■ Your task ■
Return each line of the data below verbatim; pictures are to be left out.

■ Extracted information ■
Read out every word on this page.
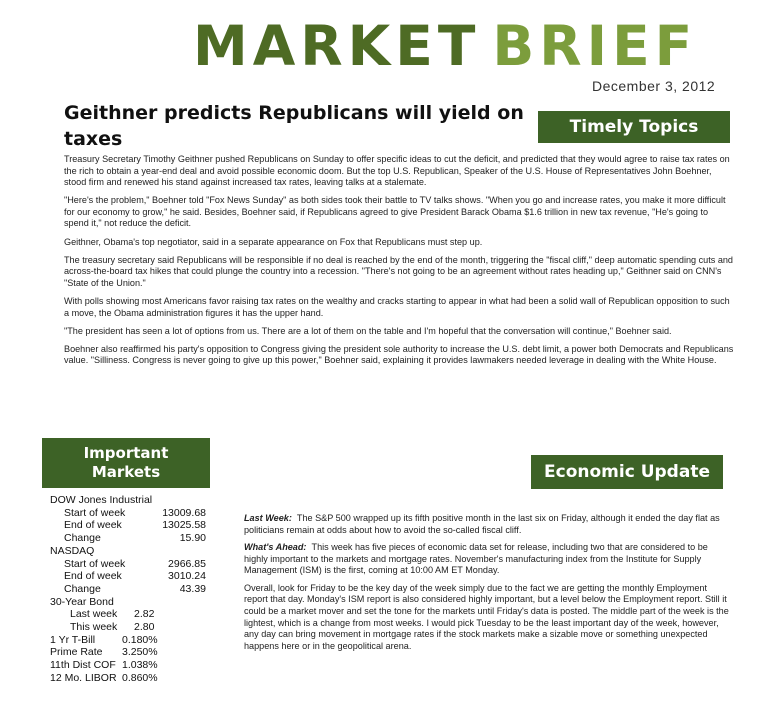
MARKET BRIEF
December 3, 2012
Geithner predicts Republicans will yield on taxes
Timely Topics

Treasury Secretary Timothy Geithner pushed Republicans on Sunday to offer specific ideas to cut the deficit, and predicted that they would agree to raise tax rates on the rich to obtain a year-end deal and avoid possible economic doom. But the top U.S. Republican, Speaker of the U.S. House of Representatives John Boehner, stood firm and renewed his stand against increased tax rates, leaving talks at a stalemate.

"Here's the problem," Boehner told "Fox News Sunday" as both sides took their battle to TV talks shows. "When you go and increase rates, you make it more difficult for our economy to grow," he said. Besides, Boehner said, if Republicans agreed to give President Barack Obama $1.6 trillion in new tax revenue, "He's going to spend it," not reduce the deficit.

Geithner, Obama's top negotiator, said in a separate appearance on Fox that Republicans must step up.

The treasury secretary said Republicans will be responsible if no deal is reached by the end of the month, triggering the "fiscal cliff," deep automatic spending cuts and across-the-board tax hikes that could plunge the country into a recession. "There's not going to be an agreement without rates heading up," Geithner said on CNN's "State of the Union."

With polls showing most Americans favor raising tax rates on the wealthy and cracks starting to appear in what had been a solid wall of Republican opposition to such a move, the Obama administration figures it has the upper hand.

"The president has seen a lot of options from us. There are a lot of them on the table and I'm hopeful that the conversation will continue," Boehner said.

Boehner also reaffirmed his party's opposition to Congress giving the president sole authority to increase the U.S. debt limit, a power both Democrats and Republicans value. "Silliness. Congress is never going to give up this power," Boehner said, explaining it provides lawmakers needed leverage in dealing with the White House.

Important
Markets
DOW Jones Industrial
Start of week	13009.68
End of week	13025.58
Change	15.90
NASDAQ
Start of week	2966.85
End of week	3010.24
Change	43.39
30-Year Bond
Last week	2.82
This week	2.80
1 Yr T-Bill	0.180%
Prime Rate	3.250%
11th Dist COF 1.038%
12 Mo. LIBOR 0.860%
Economic Update

Last Week: The S&P 500 wrapped up its fifth positive month in the last six on Friday, although it ended the day flat as politicians remain at odds about how to avoid the so-called fiscal cliff.

What's Ahead: This week has five pieces of economic data set for release, including two that are considered to be highly important to the markets and mortgage rates. November's manufacturing index from the Institute for Supply Management (ISM) is the first, coming at 10:00 AM ET Monday.

Overall, look for Friday to be the key day of the week simply due to the fact we are getting the monthly Employment report that day. Monday's ISM report is also considered highly important, but a level below the Employment report. Still it could be a market mover and set the tone for the markets until Friday's data is posted. The middle part of the week is the lightest, which is a change from most weeks. I would pick Tuesday to be the least important day of the week, however, any day can bring movement in mortgage rates if the stock markets make a sizable move or something unexpected happens here or in the geopolitical arena.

■ Response for this exercise ■
Read out every word on this page.
MARKET BRIEF
December 3, 2012
Geithner predicts Republicans will yield on taxes
Timely Topics

Treasury Secretary Timothy Geithner pushed Republicans on Sunday to offer specific ideas to cut the deficit, and predicted that they would agree to raise tax rates on the rich to obtain a year-end deal and avoid possible economic doom. But the top U.S. Republican, Speaker of the U.S. House of Representatives John Boehner, stood firm and renewed his stand against increased tax rates, leaving talks at a stalemate.

"Here's the problem," Boehner told "Fox News Sunday" as both sides took their battle to TV talks shows. "When you go and increase rates, you make it more difficult for our economy to grow," he said. Besides, Boehner said, if Republicans agreed to give President Barack Obama $1.6 trillion in new tax revenue, "He's going to spend it," not reduce the deficit.

Geithner, Obama's top negotiator, said in a separate appearance on Fox that Republicans must step up.

The treasury secretary said Republicans will be responsible if no deal is reached by the end of the month, triggering the "fiscal cliff," deep automatic spending cuts and across-the-board tax hikes that could plunge the country into a recession. "There's not going to be an agreement without rates heading up," Geithner said on CNN's "State of the Union."

With polls showing most Americans favor raising tax rates on the wealthy and cracks starting to appear in what had been a solid wall of Republican opposition to such a move, the Obama administration figures it has the upper hand.

"The president has seen a lot of options from us. There are a lot of them on the table and I'm hopeful that the conversation will continue," Boehner said.

Boehner also reaffirmed his party's opposition to Congress giving the president sole authority to increase the U.S. debt limit, a power both Democrats and Republicans value. "Silliness. Congress is never going to give up this power," Boehner said, explaining it provides lawmakers needed leverage in dealing with the White House.

Important
Markets
DOW Jones Industrial
Start of week	13009.68
End of week	13025.58
Change	15.90
NASDAQ
Start of week	2966.85
End of week	3010.24
Change	43.39
30-Year Bond
Last week	2.82
This week	2.80
1 Yr T-Bill	0.180%
Prime Rate	3.250%
11th Dist COF 1.038%
12 Mo. LIBOR 0.860%
Economic Update

Last Week: The S&P 500 wrapped up its fifth positive month in the last six on Friday, although it ended the day flat as politicians remain at odds about how to avoid the so-called fiscal cliff.

What's Ahead: This week has five pieces of economic data set for release, including two that are considered to be highly important to the markets and mortgage rates. November's manufacturing index from the Institute for Supply Management (ISM) is the first, coming at 10:00 AM ET Monday.

Overall, look for Friday to be the key day of the week simply due to the fact we are getting the monthly Employment report that day. Monday's ISM report is also considered highly important, but a level below the Employment report. Still it could be a market mover and set the tone for the markets until Friday's data is posted. The middle part of the week is the lightest, which is a change from most weeks. I would pick Tuesday to be the least important day of the week, however, any day can bring movement in mortgage rates if the stock markets make a sizable move or something unexpected happens here or in the geopolitical arena.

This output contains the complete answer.